◆ Written instruction ◆
The records below are to be copied word for word, with every picture left out.

*** Records to process ***

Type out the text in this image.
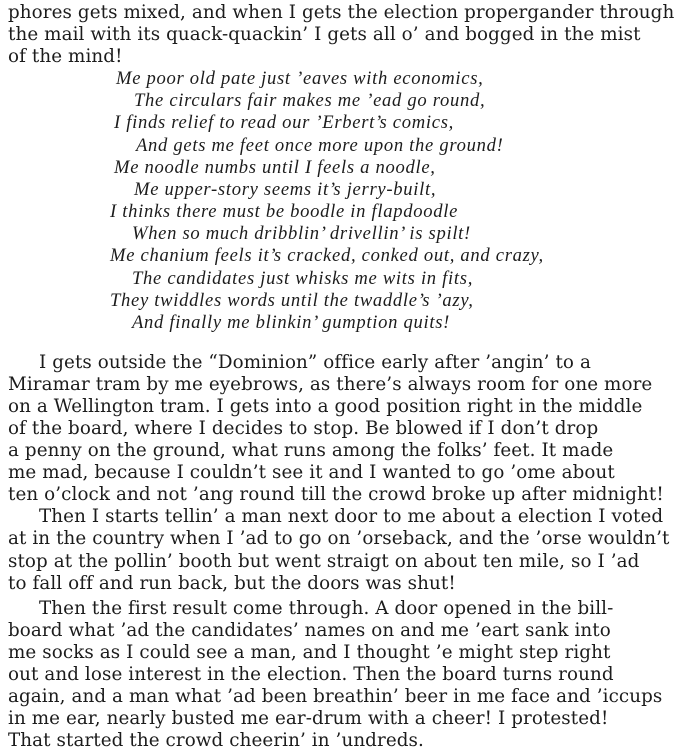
phores gets mixed, and when I gets the election propergander through
the mail with its quack-quackin’ I gets all o’ and bogged in the mist
of the mind!
Me poor old pate just ’eaves with economics,
The circulars fair makes me ’ead go round,
I finds relief to read our ’Erbert’s comics,
And gets me feet once more upon the ground!
Me noodle numbs until I feels a noodle,
Me upper-story seems it’s jerry-built,
I thinks there must be boodle in flapdoodle
When so much dribblin’ drivellin’ is spilt!
Me chanium feels it’s cracked, conked out, and crazy,
The candidates just whisks me wits in fits,
They twiddles words until the twaddle’s ’azy,
And finally me blinkin’ gumption quits!
I gets outside the “Dominion” office early after ’angin’ to a
Miramar tram by me eyebrows, as there’s always room for one more
on a Wellington tram. I gets into a good position right in the middle
of the board, where I decides to stop. Be blowed if I don’t drop
a penny on the ground, what runs among the folks’ feet. It made
me mad, because I couldn’t see it and I wanted to go ’ome about
ten o’clock and not ’ang round till the crowd broke up after midnight!
Then I starts tellin’ a man next door to me about a election I voted
at in the country when I ’ad to go on ’orseback, and the ’orse wouldn’t
stop at the pollin’ booth but went straigt on about ten mile, so I ’ad
to fall off and run back, but the doors was shut!
Then the first result come through. A door opened in the bill-
board what ’ad the candidates’ names on and me ’eart sank into
me socks as I could see a man, and I thought ’e might step right
out and lose interest in the election. Then the board turns round
again, and a man what ’ad been breathin’ beer in me face and ’iccups
in me ear, nearly busted me ear-drum with a cheer! I protested!
That started the crowd cheerin’ in ’undreds.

***

◆ Response for this exercise ◆
Type out the text in this image.
phores gets mixed, and when I gets the election propergander through
the mail with its quack-quackin’ I gets all o’ and bogged in the mist
of the mind!
Me poor old pate just ’eaves with economics,
The circulars fair makes me ’ead go round,
I finds relief to read our ’Erbert’s comics,
And gets me feet once more upon the ground!
Me noodle numbs until I feels a noodle,
Me upper-story seems it’s jerry-built,
I thinks there must be boodle in flapdoodle
When so much dribblin’ drivellin’ is spilt!
Me chanium feels it’s cracked, conked out, and crazy,
The candidates just whisks me wits in fits,
They twiddles words until the twaddle’s ’azy,
And finally me blinkin’ gumption quits!
I gets outside the “Dominion” office early after ’angin’ to a
Miramar tram by me eyebrows, as there’s always room for one more
on a Wellington tram. I gets into a good position right in the middle
of the board, where I decides to stop. Be blowed if I don’t drop
a penny on the ground, what runs among the folks’ feet. It made
me mad, because I couldn’t see it and I wanted to go ’ome about
ten o’clock and not ’ang round till the crowd broke up after midnight!
Then I starts tellin’ a man next door to me about a election I voted
at in the country when I ’ad to go on ’orseback, and the ’orse wouldn’t
stop at the pollin’ booth but went straigt on about ten mile, so I ’ad
to fall off and run back, but the doors was shut!
Then the first result come through. A door opened in the bill-
board what ’ad the candidates’ names on and me ’eart sank into
me socks as I could see a man, and I thought ’e might step right
out and lose interest in the election. Then the board turns round
again, and a man what ’ad been breathin’ beer in me face and ’iccups
in me ear, nearly busted me ear-drum with a cheer! I protested!
That started the crowd cheerin’ in ’undreds.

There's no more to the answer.